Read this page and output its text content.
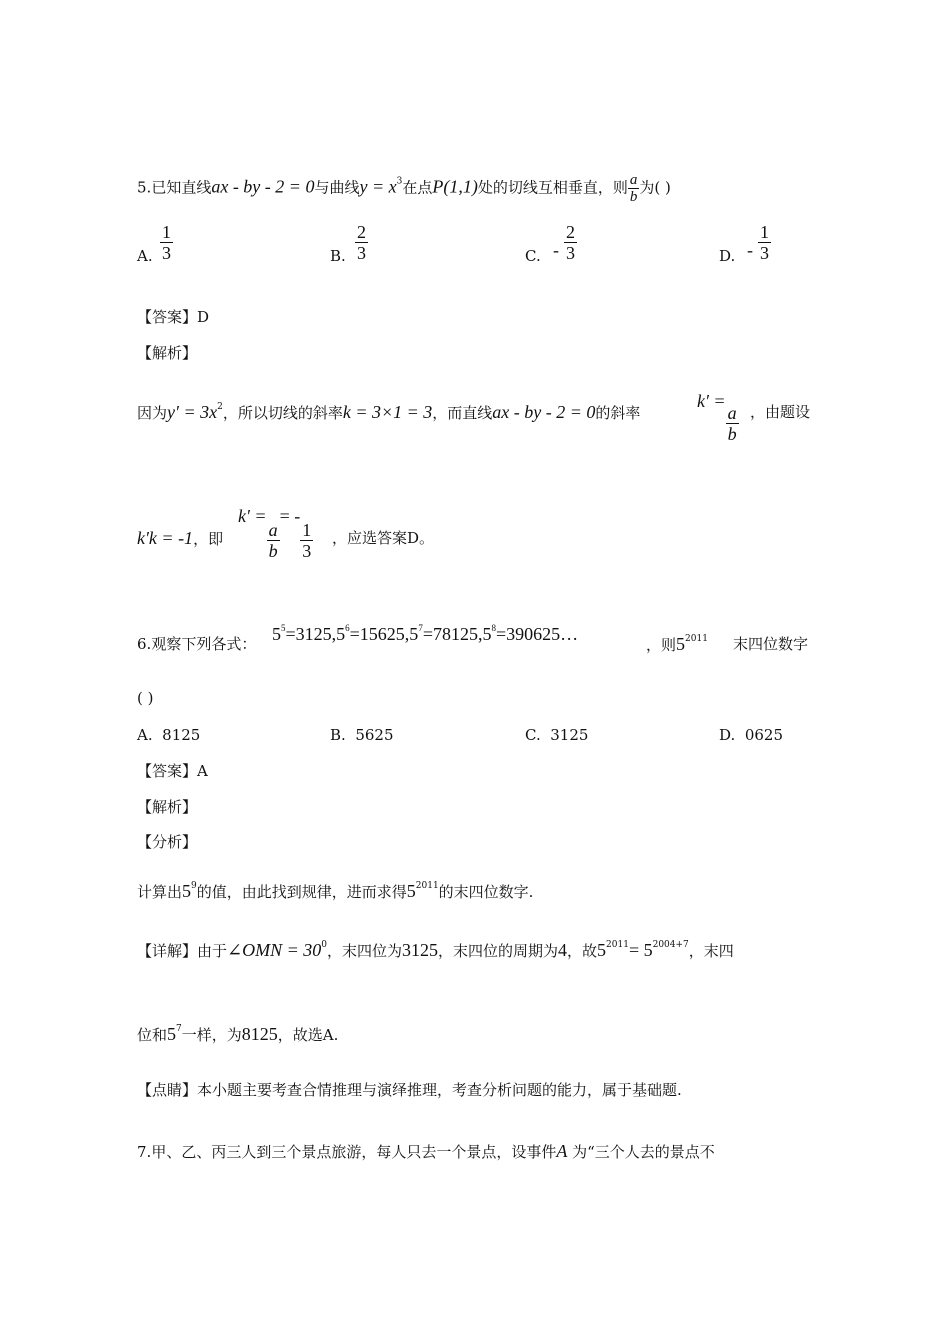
5.已知直线ax - by - 2 = 0与曲线$y = x^3$在点P(1,1)处的切线互相垂直，则 $\frac{a}{b}$ 为( )
A. $\frac{1}{3}$	B. $\frac{2}{3}$	C. - $\frac{2}{3}$	D. - $\frac{1}{3}$
【答案】D
【解析】
因为$y' = 3x^2$，所以切线的斜率k = 3×1 = 3，而直线ax - by - 2 = 0的斜率
k′ =
$\frac{a}{b}$ ，由题设
k′k = -1，即
k′ =
$\frac{a}{b}$
= -
$\frac{1}{3}$ ，应选答案D。
6.观察下列各式： $5^5=3125,5^6=15625,5^7=78125,5^8=390625\dots$
，则$5^{2011}$ 末四位数字
( )
A. 8125	B. 5625	C. 3125	D. 0625
【答案】A
【解析】
【分析】
计算出$5^9$的值，由此找到规律，进而求得$5^{2011}$的末四位数字.
【详解】由于∠OMN = $30^0$，末四位为3125，末四位的周期为4，故$5^{2011}= 5^{2004+7}$，末四
位和$5^7$一样，为8125，故选A.
【点睛】本小题主要考查合情推理与演绎推理，考查分析问题的能力，属于基础题.
7.甲、乙、丙三人到三个景点旅游，每人只去一个景点，设事件A 为“三个人去的景点不
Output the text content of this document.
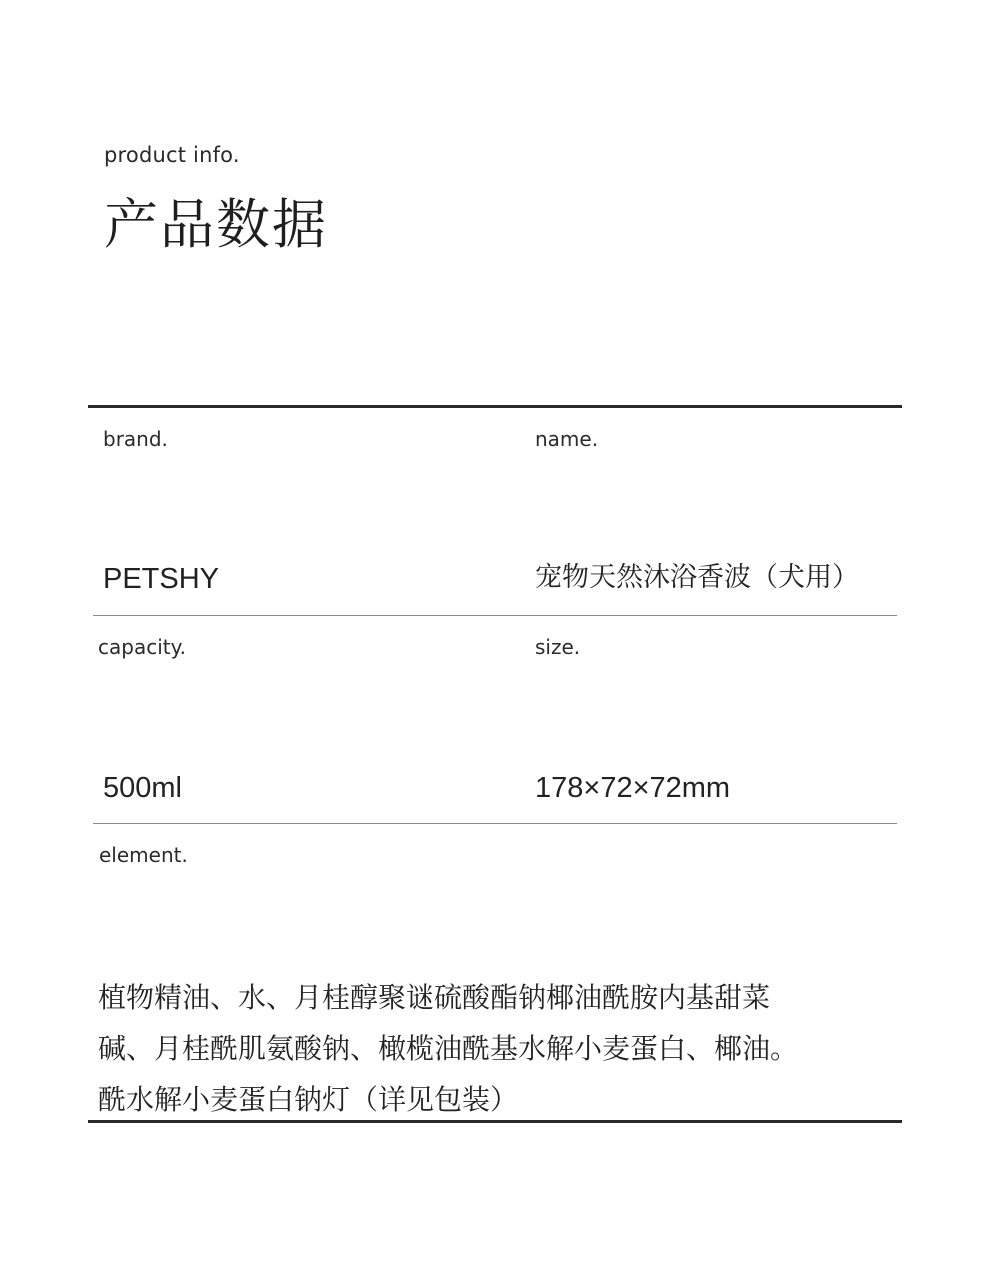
product info.
产品数据
brand.
PETSHY
name.
宠物天然沐浴香波（犬用）
capacity.
500ml
size.
178×72×72mm
element.
植物精油、水、月桂醇聚谜硫酸酯钠椰油酰胺内基甜菜
碱、月桂酰肌氨酸钠、橄榄油酰基水解小麦蛋白、椰油。
酰水解小麦蛋白钠灯（详见包装）
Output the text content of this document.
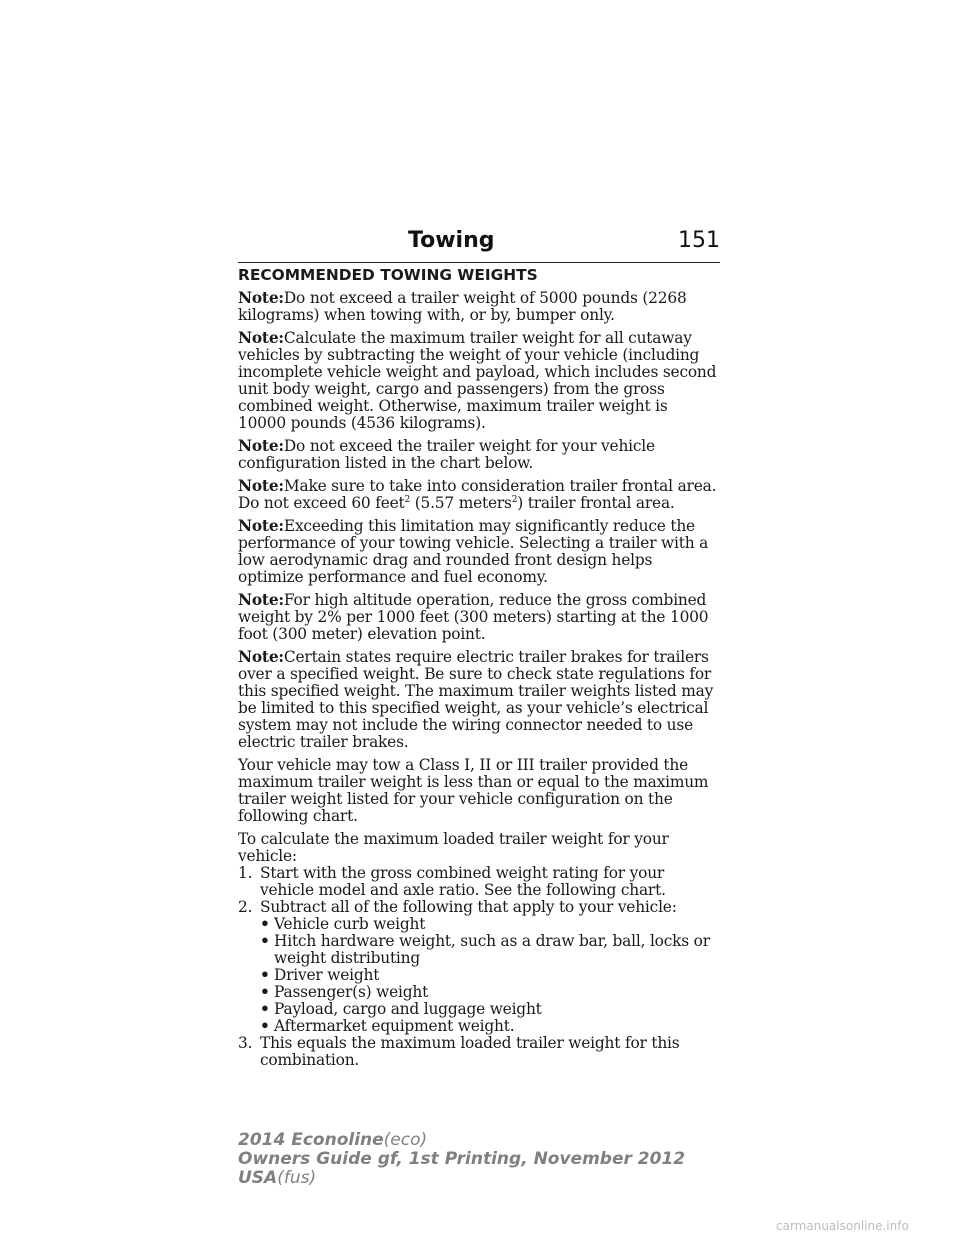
Towing	151
RECOMMENDED TOWING WEIGHTS

Note:Do not exceed a trailer weight of 5000 pounds (2268 kilograms) when towing with, or by, bumper only.

Note:Calculate the maximum trailer weight for all cutaway vehicles by subtracting the weight of your vehicle (including incomplete vehicle weight and payload, which includes second unit body weight, cargo and passengers) from the gross combined weight. Otherwise, maximum trailer weight is 10000 pounds (4536 kilograms).

Note:Do not exceed the trailer weight for your vehicle configuration listed in the chart below.

Note:Make sure to take into consideration trailer frontal area. Do not exceed 60 feet$^2$ (5.57 meters$^2$) trailer frontal area.

Note:Exceeding this limitation may significantly reduce the performance of your towing vehicle. Selecting a trailer with a low aerodynamic drag and rounded front design helps optimize performance and fuel economy.

Note:For high altitude operation, reduce the gross combined weight by 2% per 1000 feet (300 meters) starting at the 1000 foot (300 meter) elevation point.

Note:Certain states require electric trailer brakes for trailers over a specified weight. Be sure to check state regulations for this specified weight. The maximum trailer weights listed may be limited to this specified weight, as your vehicle’s electrical system may not include the wiring connector needed to use electric trailer brakes.

Your vehicle may tow a Class I, II or III trailer provided the maximum trailer weight is less than or equal to the maximum trailer weight listed for your vehicle configuration on the following chart.

To calculate the maximum loaded trailer weight for your vehicle:

1. Start with the gross combined weight rating for your vehicle model and axle ratio. See the following chart.
2. Subtract all of the following that apply to your vehicle:
• Vehicle curb weight
• Hitch hardware weight, such as a draw bar, ball, locks or weight distributing
• Driver weight
• Passenger(s) weight
• Payload, cargo and luggage weight
• Aftermarket equipment weight.
3. This equals the maximum loaded trailer weight for this combination.
2014 Econoline(eco)
Owners Guide gf, 1st Printing, November 2012
USA(fus)
carmanualsonline.info
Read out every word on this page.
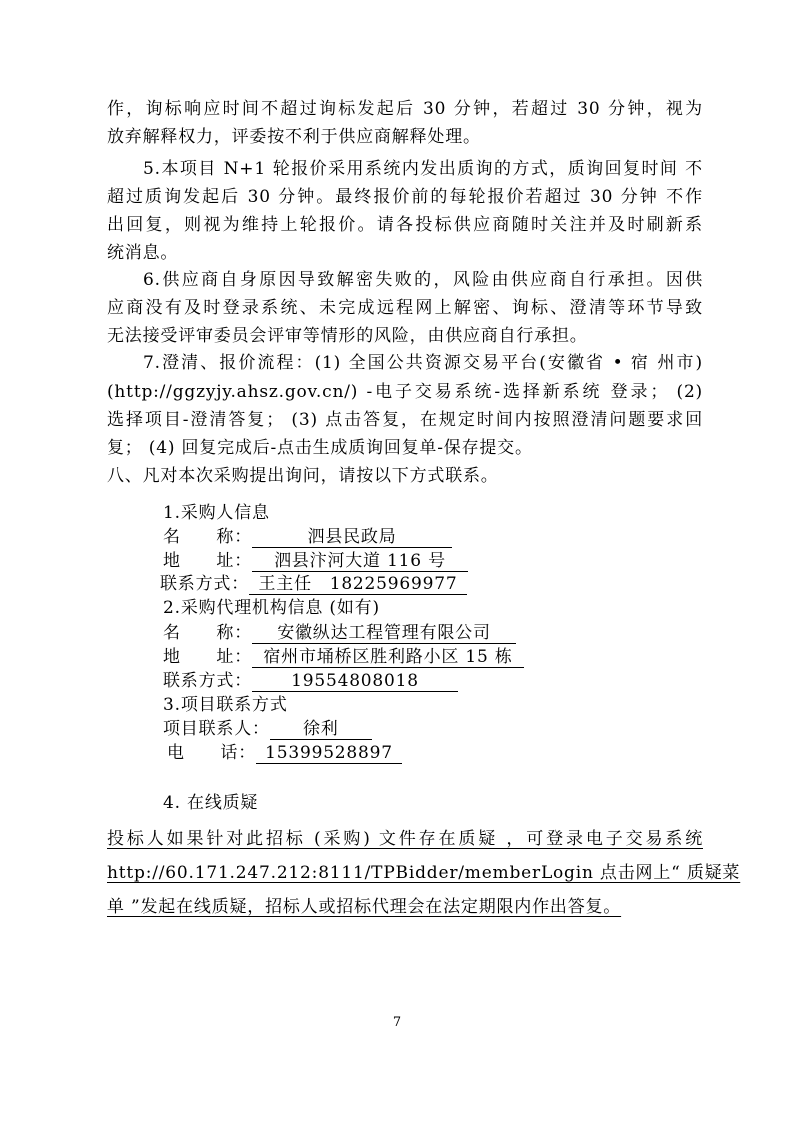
作，询标响应时间不超过询标发起后 30 分钟，若超过 30 分钟，视为

放弃解释权力，评委按不利于供应商解释处理。

5.本项目 N+1 轮报价采用系统内发出质询的方式，质询回复时间 不

超过质询发起后 30 分钟。最终报价前的每轮报价若超过 30 分钟 不作

出回复，则视为维持上轮报价。请各投标供应商随时关注并及时刷新系

统消息。

6.供应商自身原因导致解密失败的，风险由供应商自行承担。因供

应商没有及时登录系统、未完成远程网上解密、询标、澄清等环节导致

无法接受评审委员会评审等情形的风险，由供应商自行承担。

7.澄清、报价流程：(1) 全国公共资源交易平台(安徽省 • 宿 州市)

(http://ggzyjy.ahsz.gov.cn/) -电子交易系统-选择新系统 登录； (2)

选择项目-澄清答复； (3) 点击答复，在规定时间内按照澄清问题要求回

复； (4) 回复完成后-点击生成质询回复单-保存提交。

八、凡对本次采购提出询问，请按以下方式联系。

1.采购人信息

名　　称：	泗县民政局

地　　址： 泗县汴河大道 116 号

联系方式： 王主任　18225969977

2.采购代理机构信息 (如有)

名　　称： 安徽纵达工程管理有限公司

地　　址： 宿州市埇桥区胜利路小区 15 栋

联系方式： 19554808018

3.项目联系方式

项目联系人： 徐利

电　　话： 15399528897

4. 在线质疑

投标人如果针对此招标 (采购) 文件存在质疑 ，可登录电子交易系统

http://60.171.247.212:8111/TPBidder/memberLogin 点击网上“ 质疑菜

单 ”发起在线质疑，招标人或招标代理会在法定期限内作出答复。

7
◇ ◇ ◇ ◇ ◇
*Exercise*.
In the entries above, find every line holding the word "http" and copy it out.

*Output of the exercise*.
(http://ggzyjy.ahsz.gov.cn/) -电子交易系统-选择新系统 登录； (2)
http://60.171.247.212:8111/TPBidder/memberLogin 点击网上“ 质疑菜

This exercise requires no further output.